BEGIN
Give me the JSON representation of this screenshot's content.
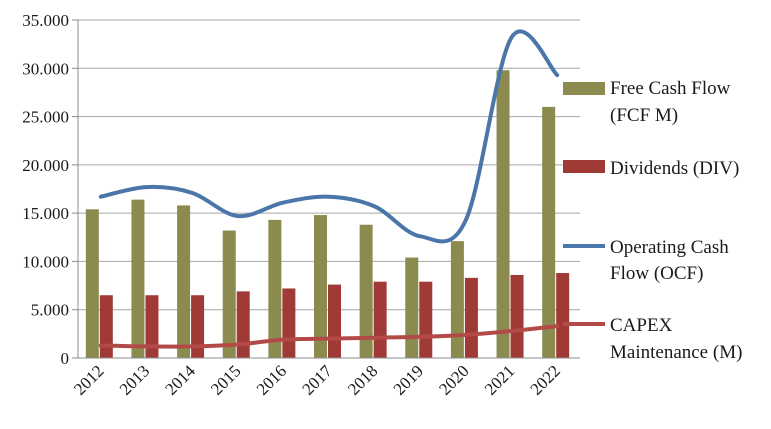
{
  "chart_data": {
    "type": "bar+line",
    "categories": [
      "2012",
      "2013",
      "2014",
      "2015",
      "2016",
      "2017",
      "2018",
      "2019",
      "2020",
      "2021",
      "2022"
    ],
    "ylim": [
      0,
      35000
    ],
    "yticks": [
      0,
      5000,
      10000,
      15000,
      20000,
      25000,
      30000,
      35000
    ],
    "ytick_labels": [
      "0",
      "5.000",
      "10.000",
      "15.000",
      "20.000",
      "25.000",
      "30.000",
      "35.000"
    ],
    "grid": true,
    "legend_position": "right",
    "series": [
      {
        "name": "Free Cash Flow (FCF M)",
        "legend_lines": [
          "Free Cash Flow",
          "(FCF M)"
        ],
        "kind": "bar",
        "color": "#8b8b4f",
        "values": [
          15400,
          16400,
          15800,
          13200,
          14300,
          14800,
          13800,
          10400,
          12100,
          29800,
          26000
        ]
      },
      {
        "name": "Dividends (DIV)",
        "legend_lines": [
          "Dividends (DIV)"
        ],
        "kind": "bar",
        "color": "#a03a37",
        "values": [
          6500,
          6500,
          6500,
          6900,
          7200,
          7600,
          7900,
          7900,
          8300,
          8600,
          8800
        ]
      },
      {
        "name": "Operating Cash Flow (OCF)",
        "legend_lines": [
          "Operating Cash",
          "Flow (OCF)"
        ],
        "kind": "line",
        "color": "#4a76aa",
        "values": [
          16700,
          17700,
          17100,
          14700,
          16100,
          16700,
          15700,
          12600,
          14300,
          33200,
          29300
        ]
      },
      {
        "name": "CAPEX Maintenance (M)",
        "legend_lines": [
          "CAPEX",
          "Maintenance (M)"
        ],
        "kind": "line",
        "color": "#b34a48",
        "values": [
          1300,
          1200,
          1200,
          1400,
          1900,
          2000,
          2100,
          2200,
          2400,
          2800,
          3300
        ]
      }
    ]
  }
}
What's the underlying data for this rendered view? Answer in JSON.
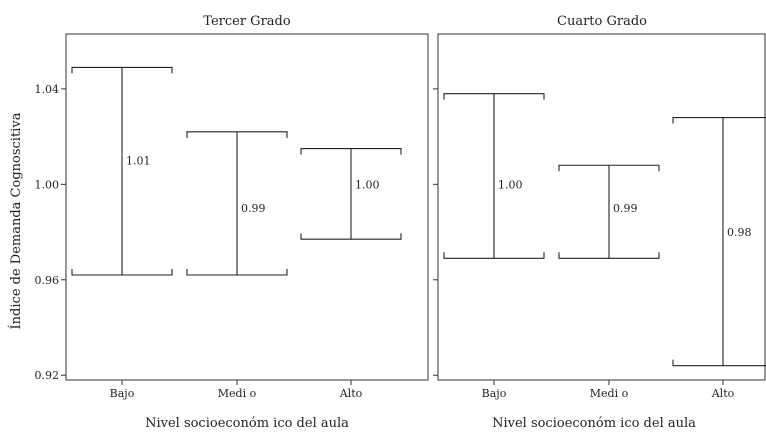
{
  "chart_data": {
    "type": "errorbar",
    "y_axis_label": "Índice de Demanda Cognoscitiva",
    "ylim": [
      0.918,
      1.063
    ],
    "y_ticks": [
      "0.92",
      "0.96",
      "1.00",
      "1.04"
    ],
    "y_tick_values": [
      0.92,
      0.96,
      1.0,
      1.04
    ],
    "categories": [
      "Bajo",
      "Medi o",
      "Alto"
    ],
    "panels": [
      {
        "title": "Tercer Grado",
        "xlabel": "Nivel socioeconóm ico del aula",
        "show_y_labels": true,
        "series": [
          {
            "category": "Bajo",
            "mean_label": "1.01",
            "mean": 1.01,
            "lower": 0.962,
            "upper": 1.049
          },
          {
            "category": "Medi o",
            "mean_label": "0.99",
            "mean": 0.99,
            "lower": 0.962,
            "upper": 1.022
          },
          {
            "category": "Alto",
            "mean_label": "1.00",
            "mean": 1.0,
            "lower": 0.977,
            "upper": 1.015
          }
        ]
      },
      {
        "title": "Cuarto Grado",
        "xlabel": "Nivel socioeconóm ico del aula",
        "show_y_labels": false,
        "series": [
          {
            "category": "Bajo",
            "mean_label": "1.00",
            "mean": 1.0,
            "lower": 0.969,
            "upper": 1.038
          },
          {
            "category": "Medi o",
            "mean_label": "0.99",
            "mean": 0.99,
            "lower": 0.969,
            "upper": 1.008
          },
          {
            "category": "Alto",
            "mean_label": "0.98",
            "mean": 0.98,
            "lower": 0.924,
            "upper": 1.028
          }
        ]
      }
    ]
  }
}
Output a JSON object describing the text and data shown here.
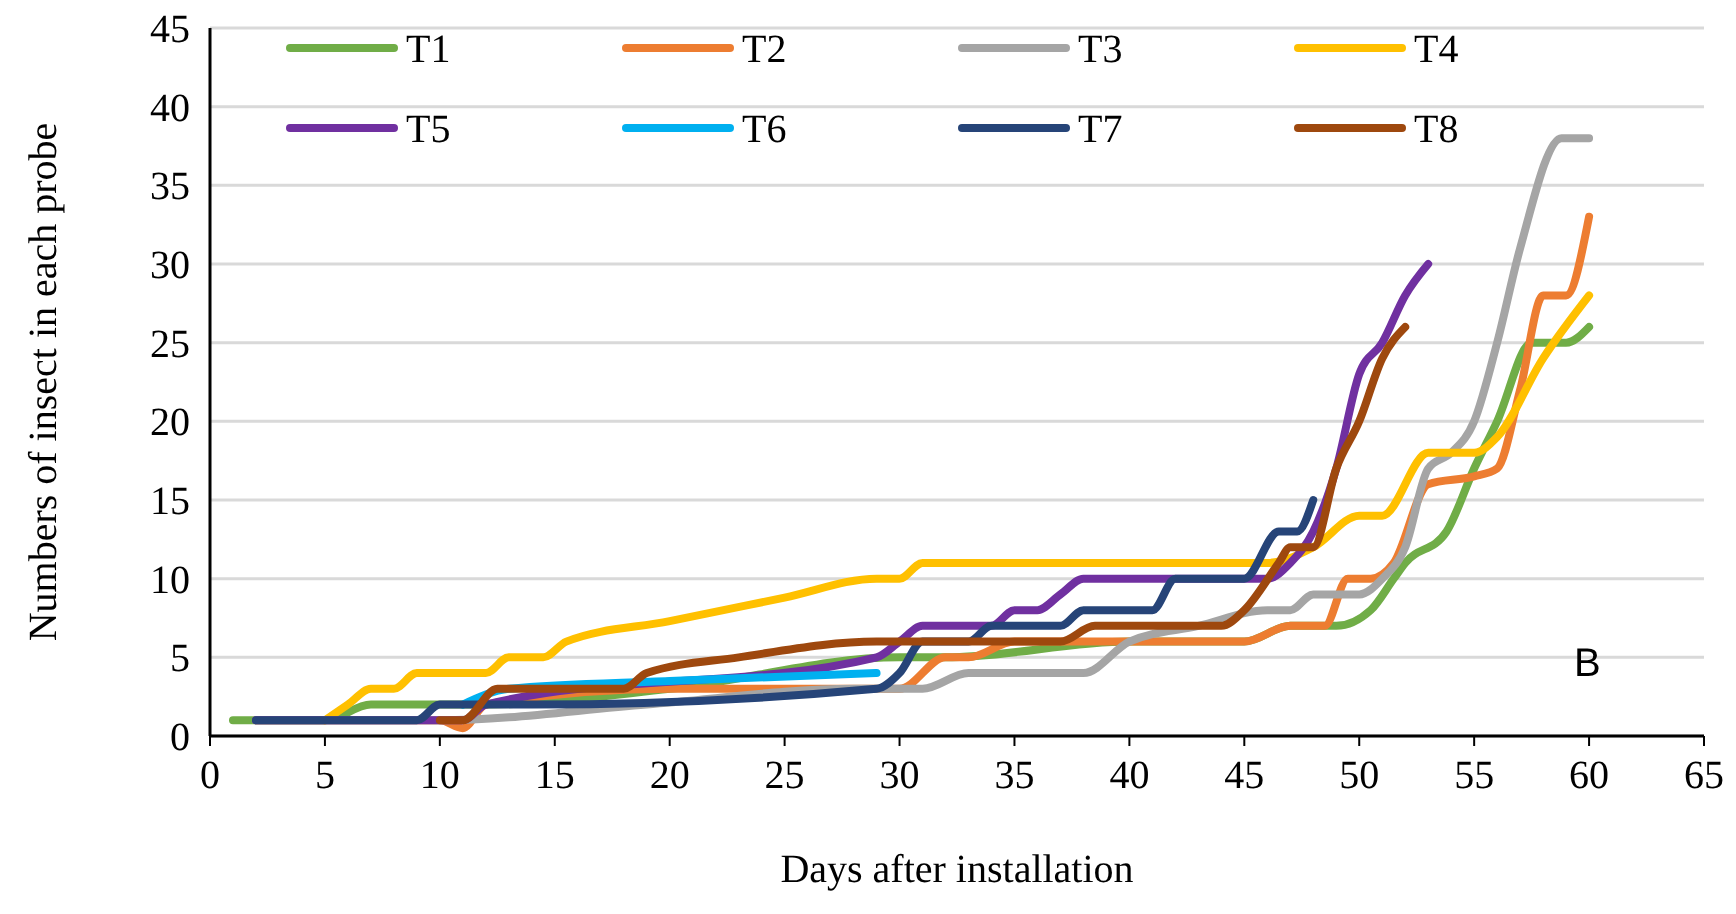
END
Goal: Extract each line from the entries above that contains the string "this".

Written answer:
Give me the JSON representation of this screenshot's content.
What's the underlying data for this rendered view? Answer in JSON.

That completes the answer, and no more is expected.